[begin Reading text]

The biconstituent filaments having low orientation are particularly suitable for being added in minor amounts to a larger bundle of normal non-conductive synthetic filaments prior to or during drawing or drawtexturing thereof. The addition of the biconstituent filaments at such times results in a more random intermingling thereof within the larger threadline. Thus, the small black longitudinal stripe of the biconstituent filament is virtually completely hidden. However, the biconstituent filaments may be drawn prior to incorporation in a larger threadline of previously drawn filaments. In such case the black stripe may be somewhat more visible unless entanglement is accomplished by use of a high pressure fluid jet or similar device.
The biconstituent filaments can be cut to desired staple lengths and blended with non-conductive staple fibers using conventional means. The blended fibers can then be spun into yarn having antistatic qualities.
The strands of the present invention can be used alone or preferably intermingled with other strands in the production of suitable textile articles produced by standard weaving, tufting, knitting, flocking, netting, braiding and other techniques. As low as about 0.1 weight percent of the fabric may be composed of the biconstituent filament with the remainder of the fabric comprising any of the natural or man-made fibers and filaments of today; and yet suitable static dissipation is attained. The upper limit of the amount of biconstituent strand employed is determined primarily by economic considerations. Ordinarily the fabric need not contain more than 10 weight percent biconstituent strands. Examples of fibers and filaments advantageously combined with the biconstituent strands are those made from acrylonitrile polymers, nylon polymers, aramid polymers, polyethylene terephthalate polymers, as well as those of cotton and wool.
The biconstituent filaments are conveniently and advantageously incorporated in continuous filament carpet yarn before drawtexturing thereof without the need of taking expensive precautions to assure non-breakage of the antistatic filaments. Various drawtexturing techniques can be used. For example, one or more undrawn biconstituent filaments of suitable individual denier (1-30 drawn denier) can be directed to a yarn feeding means supplying carpet yarn of 800-4000 ultimate denier, for example, to drawtexturing devices of various kinds. The drawtexturing devices include hot-draw-gearcrimpers, draw-falsetwisters, draw-stuffer boxes either mechanically fed or hot fluid jet fed, and draw jet aspirating devices. Spinning and drawtexturing can be coupled in one continuous operation.

[end Reading text]

- [Set task 1]:
Name every kind of drawtexturing device that the filament text lists.
- [Set task 2]:
Update the filament text from "The biconstituent filaments having" down to "or similar device." by changing each "larger threadline" to "larger yarn bundle".

[begin Data listing]

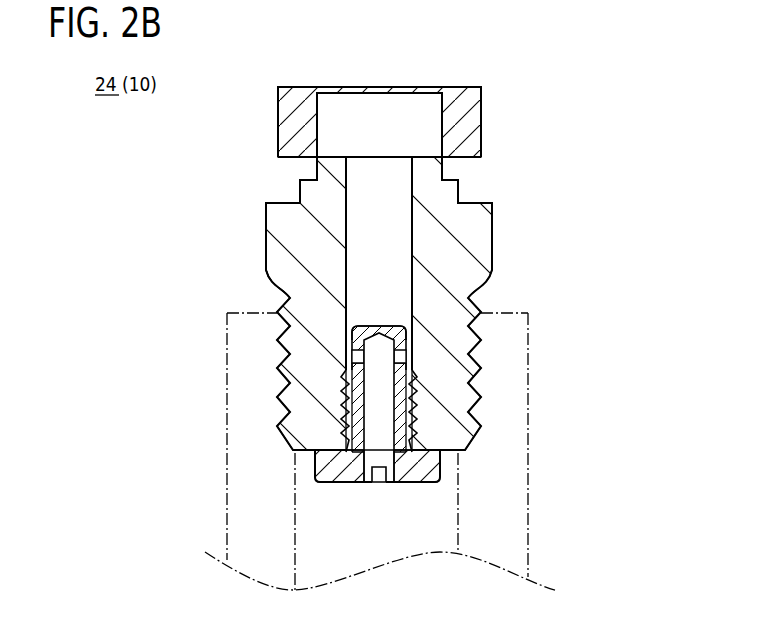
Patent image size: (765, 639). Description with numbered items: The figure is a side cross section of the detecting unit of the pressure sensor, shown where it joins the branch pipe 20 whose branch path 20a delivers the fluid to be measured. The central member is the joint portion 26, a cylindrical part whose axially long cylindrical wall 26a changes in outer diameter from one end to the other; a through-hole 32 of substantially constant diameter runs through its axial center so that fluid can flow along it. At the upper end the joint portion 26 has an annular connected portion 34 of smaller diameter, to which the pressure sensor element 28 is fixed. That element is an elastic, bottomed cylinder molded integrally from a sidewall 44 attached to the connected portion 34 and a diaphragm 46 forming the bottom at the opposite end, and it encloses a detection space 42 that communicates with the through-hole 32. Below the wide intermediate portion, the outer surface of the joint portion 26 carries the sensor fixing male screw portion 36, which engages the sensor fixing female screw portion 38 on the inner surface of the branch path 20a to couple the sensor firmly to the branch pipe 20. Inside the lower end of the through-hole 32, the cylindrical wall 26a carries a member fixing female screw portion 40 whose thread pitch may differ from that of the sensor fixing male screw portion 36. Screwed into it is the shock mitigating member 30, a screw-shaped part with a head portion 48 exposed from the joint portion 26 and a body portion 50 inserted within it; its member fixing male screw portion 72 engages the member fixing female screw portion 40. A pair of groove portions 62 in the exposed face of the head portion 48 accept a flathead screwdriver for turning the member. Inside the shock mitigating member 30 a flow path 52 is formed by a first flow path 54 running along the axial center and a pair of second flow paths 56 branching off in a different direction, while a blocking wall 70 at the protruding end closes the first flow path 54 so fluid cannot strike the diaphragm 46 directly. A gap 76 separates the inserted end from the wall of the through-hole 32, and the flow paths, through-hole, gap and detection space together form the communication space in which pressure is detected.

The branch pipe 20 is at (226, 428).
The branch path 20a is at (323, 543).
The joint portion 26 is at (243, 227).
The cylindrical wall 26a is at (288, 247).
The pressure sensor element 28 is at (267, 124).
The shock mitigating member 30 is at (454, 472).
The through-hole 32 is at (390, 237).
The connected portion 34 is at (447, 172).
The sensor fixing male screw portion 36 is at (467, 314).
The sensor fixing female screw portion 38 is at (292, 430).
The member fixing female screw portion 40 is at (400, 390).
The detection space 42 is at (427, 120).
The sidewall 44 is at (473, 128).
The diaphragm 46 is at (364, 87).
The head portion 48 is at (418, 472).
The body portion 50 is at (352, 380).
The flow path 52 is at (583, 353).
The first flow path 54 is at (380, 443).
The second flow paths 56 is at (396, 360).
The groove portions 62 is at (375, 483).
The blocking wall 70 is at (383, 325).
The member fixing male screw portion 72 is at (345, 410).
The gap 76 is at (337, 337).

[end Data listing]

- [Full response 1]:
- Hot-draw-gearcrimpers
- Draw-falsetwisters
- Draw-stuffer boxes, either mechanically fed or hot fluid jet fed
- Draw jet aspirating devices

- [Full response 2]:
The biconstituent filaments having low orientation are particularly suitable for being added in minor amounts to a larger bundle of normal non-conductive synthetic filaments prior to or during drawing or drawtexturing thereof. The addition of the biconstituent filaments at such times results in a more random intermingling thereof within the larger yarn bundle. Thus, the small black longitudinal stripe of the biconstituent filament is virtually completely hidden. However, the biconstituent filaments may be drawn prior to incorporation in a larger yarn bundle of previously drawn filaments. In such case the black stripe may be somewhat more visible unless entanglement is accomplished by use of a high pressure fluid jet or similar device.